◆ **Task prompt**
The listing must be reproduced in full, exactly as it stands.

◆ **Supplied entries**
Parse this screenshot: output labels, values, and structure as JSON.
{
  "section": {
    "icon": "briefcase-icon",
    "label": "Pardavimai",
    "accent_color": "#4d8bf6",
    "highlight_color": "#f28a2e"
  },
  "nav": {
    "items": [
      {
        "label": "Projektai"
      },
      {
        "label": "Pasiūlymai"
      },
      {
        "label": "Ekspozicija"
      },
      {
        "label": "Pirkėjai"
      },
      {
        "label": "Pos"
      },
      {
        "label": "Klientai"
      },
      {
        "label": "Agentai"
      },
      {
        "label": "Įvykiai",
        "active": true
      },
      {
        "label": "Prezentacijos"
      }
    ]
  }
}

◆ **Task answer**
Parse this screenshot: output labels, values, and structure as JSON.
{
  "section": {
    "icon": "briefcase-icon",
    "label": "Pardavimai",
    "accent_color": "#4d8bf6",
    "highlight_color": "#f28a2e"
  },
  "nav": {
    "items": [
      {
        "label": "Projektai"
      },
      {
        "label": "Pasiūlymai"
      },
      {
        "label": "Ekspozicija"
      },
      {
        "label": "Pirkėjai"
      },
      {
        "label": "Pos"
      },
      {
        "label": "Klientai"
      },
      {
        "label": "Agentai"
      },
      {
        "label": "Įvykiai",
        "active": true
      },
      {
        "label": "Prezentacijos"
      }
    ]
  }
}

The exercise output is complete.